## RECORDS FOR THE EXERCISE
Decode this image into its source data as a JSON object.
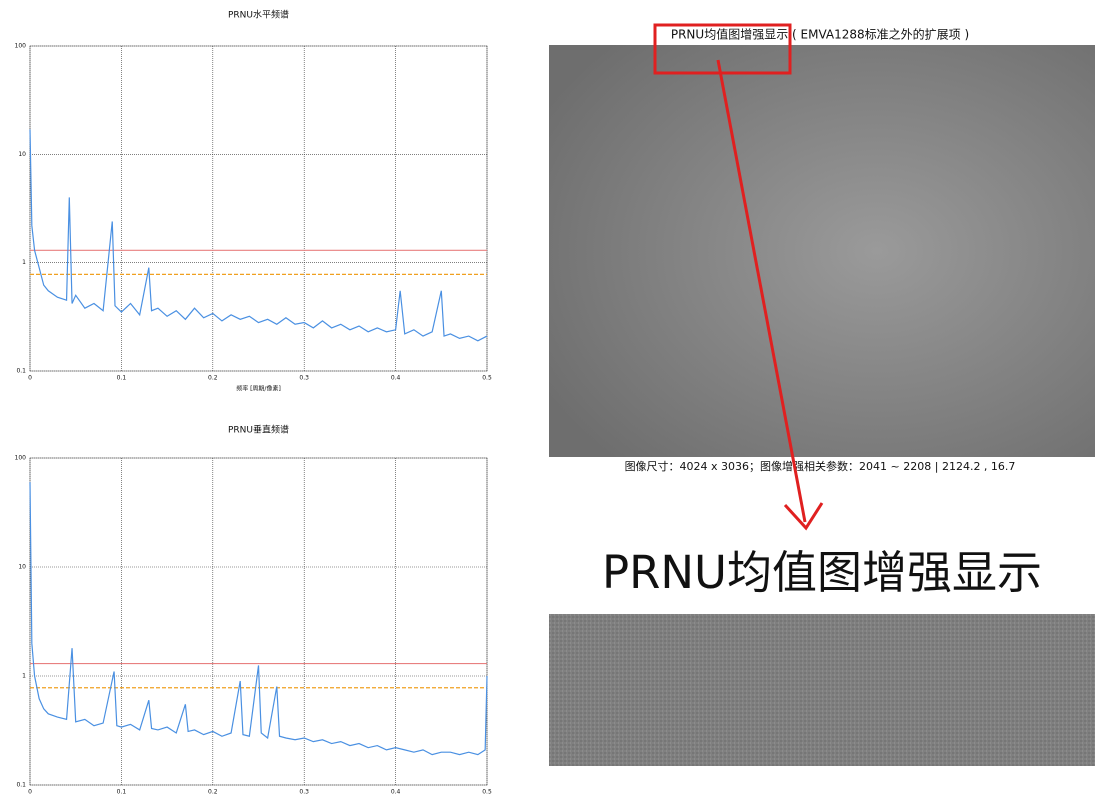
{
  "chart_data": [
    {
      "type": "line",
      "title": "PRNU水平频谱",
      "xlabel": "频率 [周期/像素]",
      "log_y": true,
      "grid": true,
      "color": "#4a90e2",
      "xlim": [
        0,
        0.5
      ],
      "xticks": [
        0,
        0.1,
        0.2,
        0.3,
        0.4,
        0.5
      ],
      "ylim": [
        0.1,
        100
      ],
      "yticks": [
        0.1,
        1,
        10,
        100
      ],
      "reference_lines": [
        {
          "value": 1.3,
          "color": "#e88080",
          "style": "solid"
        },
        {
          "value": 0.78,
          "color": "#f0a020",
          "style": "dashed"
        }
      ],
      "x": [
        0,
        0.002,
        0.005,
        0.01,
        0.015,
        0.02,
        0.03,
        0.04,
        0.043,
        0.046,
        0.05,
        0.06,
        0.07,
        0.08,
        0.09,
        0.093,
        0.1,
        0.11,
        0.12,
        0.13,
        0.133,
        0.14,
        0.15,
        0.16,
        0.17,
        0.18,
        0.19,
        0.2,
        0.21,
        0.22,
        0.23,
        0.24,
        0.25,
        0.26,
        0.27,
        0.28,
        0.29,
        0.3,
        0.31,
        0.32,
        0.33,
        0.34,
        0.35,
        0.36,
        0.37,
        0.38,
        0.39,
        0.4,
        0.405,
        0.41,
        0.42,
        0.43,
        0.44,
        0.45,
        0.453,
        0.46,
        0.47,
        0.48,
        0.49,
        0.5
      ],
      "values": [
        17,
        2.2,
        1.3,
        0.9,
        0.62,
        0.55,
        0.48,
        0.45,
        4.0,
        0.42,
        0.5,
        0.38,
        0.42,
        0.36,
        2.4,
        0.4,
        0.35,
        0.42,
        0.33,
        0.9,
        0.36,
        0.38,
        0.32,
        0.36,
        0.3,
        0.38,
        0.31,
        0.34,
        0.29,
        0.33,
        0.3,
        0.32,
        0.28,
        0.3,
        0.27,
        0.31,
        0.27,
        0.28,
        0.25,
        0.29,
        0.25,
        0.27,
        0.24,
        0.26,
        0.23,
        0.25,
        0.23,
        0.24,
        0.55,
        0.22,
        0.24,
        0.21,
        0.23,
        0.55,
        0.21,
        0.22,
        0.2,
        0.21,
        0.19,
        0.21
      ]
    },
    {
      "type": "line",
      "title": "PRNU垂直频谱",
      "log_y": true,
      "grid": true,
      "color": "#4a90e2",
      "xlim": [
        0,
        0.5
      ],
      "xticks": [
        0,
        0.1,
        0.2,
        0.3,
        0.4,
        0.5
      ],
      "ylim": [
        0.1,
        100
      ],
      "yticks": [
        0.1,
        1,
        10,
        100
      ],
      "reference_lines": [
        {
          "value": 1.3,
          "color": "#e88080",
          "style": "solid"
        },
        {
          "value": 0.78,
          "color": "#f0a020",
          "style": "dashed"
        }
      ],
      "x": [
        0,
        0.002,
        0.005,
        0.01,
        0.015,
        0.02,
        0.03,
        0.04,
        0.046,
        0.05,
        0.06,
        0.07,
        0.08,
        0.092,
        0.095,
        0.1,
        0.11,
        0.12,
        0.13,
        0.133,
        0.14,
        0.15,
        0.16,
        0.17,
        0.173,
        0.18,
        0.19,
        0.2,
        0.21,
        0.22,
        0.23,
        0.233,
        0.24,
        0.25,
        0.253,
        0.26,
        0.27,
        0.273,
        0.28,
        0.29,
        0.3,
        0.31,
        0.32,
        0.33,
        0.34,
        0.35,
        0.36,
        0.37,
        0.38,
        0.39,
        0.4,
        0.41,
        0.42,
        0.43,
        0.44,
        0.45,
        0.46,
        0.47,
        0.48,
        0.49,
        0.498,
        0.5
      ],
      "values": [
        60,
        2.0,
        1.0,
        0.62,
        0.5,
        0.45,
        0.42,
        0.4,
        1.8,
        0.38,
        0.4,
        0.35,
        0.37,
        1.1,
        0.35,
        0.34,
        0.36,
        0.32,
        0.6,
        0.33,
        0.32,
        0.34,
        0.3,
        0.55,
        0.31,
        0.32,
        0.29,
        0.31,
        0.28,
        0.3,
        0.9,
        0.29,
        0.28,
        1.25,
        0.3,
        0.27,
        0.8,
        0.28,
        0.27,
        0.26,
        0.27,
        0.25,
        0.26,
        0.24,
        0.25,
        0.23,
        0.24,
        0.22,
        0.23,
        0.21,
        0.22,
        0.21,
        0.2,
        0.21,
        0.19,
        0.2,
        0.2,
        0.19,
        0.2,
        0.19,
        0.21,
        1.0
      ]
    }
  ],
  "image_panel": {
    "title": "PRNU均值图增强显示 ( EMVA1288标准之外的扩展项 )",
    "caption": "图像尺寸：4024 x 3036；图像增强相关参数：2041 ~ 2208 | 2124.2 , 16.7",
    "zoom_title": "PRNU均值图增强显示"
  }
}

## BRIEF
Could you reproduce every record above exactly, leaving out the pictures?

## PROBLEM SOLUTION
Decode this image into its source data as a JSON object.
{
  "chart_data": [
    {
      "type": "line",
      "title": "PRNU水平频谱",
      "xlabel": "频率 [周期/像素]",
      "log_y": true,
      "grid": true,
      "color": "#4a90e2",
      "xlim": [
        0,
        0.5
      ],
      "xticks": [
        0,
        0.1,
        0.2,
        0.3,
        0.4,
        0.5
      ],
      "ylim": [
        0.1,
        100
      ],
      "yticks": [
        0.1,
        1,
        10,
        100
      ],
      "reference_lines": [
        {
          "value": 1.3,
          "color": "#e88080",
          "style": "solid"
        },
        {
          "value": 0.78,
          "color": "#f0a020",
          "style": "dashed"
        }
      ],
      "x": [
        0,
        0.002,
        0.005,
        0.01,
        0.015,
        0.02,
        0.03,
        0.04,
        0.043,
        0.046,
        0.05,
        0.06,
        0.07,
        0.08,
        0.09,
        0.093,
        0.1,
        0.11,
        0.12,
        0.13,
        0.133,
        0.14,
        0.15,
        0.16,
        0.17,
        0.18,
        0.19,
        0.2,
        0.21,
        0.22,
        0.23,
        0.24,
        0.25,
        0.26,
        0.27,
        0.28,
        0.29,
        0.3,
        0.31,
        0.32,
        0.33,
        0.34,
        0.35,
        0.36,
        0.37,
        0.38,
        0.39,
        0.4,
        0.405,
        0.41,
        0.42,
        0.43,
        0.44,
        0.45,
        0.453,
        0.46,
        0.47,
        0.48,
        0.49,
        0.5
      ],
      "values": [
        17,
        2.2,
        1.3,
        0.9,
        0.62,
        0.55,
        0.48,
        0.45,
        4.0,
        0.42,
        0.5,
        0.38,
        0.42,
        0.36,
        2.4,
        0.4,
        0.35,
        0.42,
        0.33,
        0.9,
        0.36,
        0.38,
        0.32,
        0.36,
        0.3,
        0.38,
        0.31,
        0.34,
        0.29,
        0.33,
        0.3,
        0.32,
        0.28,
        0.3,
        0.27,
        0.31,
        0.27,
        0.28,
        0.25,
        0.29,
        0.25,
        0.27,
        0.24,
        0.26,
        0.23,
        0.25,
        0.23,
        0.24,
        0.55,
        0.22,
        0.24,
        0.21,
        0.23,
        0.55,
        0.21,
        0.22,
        0.2,
        0.21,
        0.19,
        0.21
      ]
    },
    {
      "type": "line",
      "title": "PRNU垂直频谱",
      "log_y": true,
      "grid": true,
      "color": "#4a90e2",
      "xlim": [
        0,
        0.5
      ],
      "xticks": [
        0,
        0.1,
        0.2,
        0.3,
        0.4,
        0.5
      ],
      "ylim": [
        0.1,
        100
      ],
      "yticks": [
        0.1,
        1,
        10,
        100
      ],
      "reference_lines": [
        {
          "value": 1.3,
          "color": "#e88080",
          "style": "solid"
        },
        {
          "value": 0.78,
          "color": "#f0a020",
          "style": "dashed"
        }
      ],
      "x": [
        0,
        0.002,
        0.005,
        0.01,
        0.015,
        0.02,
        0.03,
        0.04,
        0.046,
        0.05,
        0.06,
        0.07,
        0.08,
        0.092,
        0.095,
        0.1,
        0.11,
        0.12,
        0.13,
        0.133,
        0.14,
        0.15,
        0.16,
        0.17,
        0.173,
        0.18,
        0.19,
        0.2,
        0.21,
        0.22,
        0.23,
        0.233,
        0.24,
        0.25,
        0.253,
        0.26,
        0.27,
        0.273,
        0.28,
        0.29,
        0.3,
        0.31,
        0.32,
        0.33,
        0.34,
        0.35,
        0.36,
        0.37,
        0.38,
        0.39,
        0.4,
        0.41,
        0.42,
        0.43,
        0.44,
        0.45,
        0.46,
        0.47,
        0.48,
        0.49,
        0.498,
        0.5
      ],
      "values": [
        60,
        2.0,
        1.0,
        0.62,
        0.5,
        0.45,
        0.42,
        0.4,
        1.8,
        0.38,
        0.4,
        0.35,
        0.37,
        1.1,
        0.35,
        0.34,
        0.36,
        0.32,
        0.6,
        0.33,
        0.32,
        0.34,
        0.3,
        0.55,
        0.31,
        0.32,
        0.29,
        0.31,
        0.28,
        0.3,
        0.9,
        0.29,
        0.28,
        1.25,
        0.3,
        0.27,
        0.8,
        0.28,
        0.27,
        0.26,
        0.27,
        0.25,
        0.26,
        0.24,
        0.25,
        0.23,
        0.24,
        0.22,
        0.23,
        0.21,
        0.22,
        0.21,
        0.2,
        0.21,
        0.19,
        0.2,
        0.2,
        0.19,
        0.2,
        0.19,
        0.21,
        1.0
      ]
    }
  ],
  "image_panel": {
    "title": "PRNU均值图增强显示 ( EMVA1288标准之外的扩展项 )",
    "caption": "图像尺寸：4024 x 3036；图像增强相关参数：2041 ~ 2208 | 2124.2 , 16.7",
    "zoom_title": "PRNU均值图增强显示"
  }
}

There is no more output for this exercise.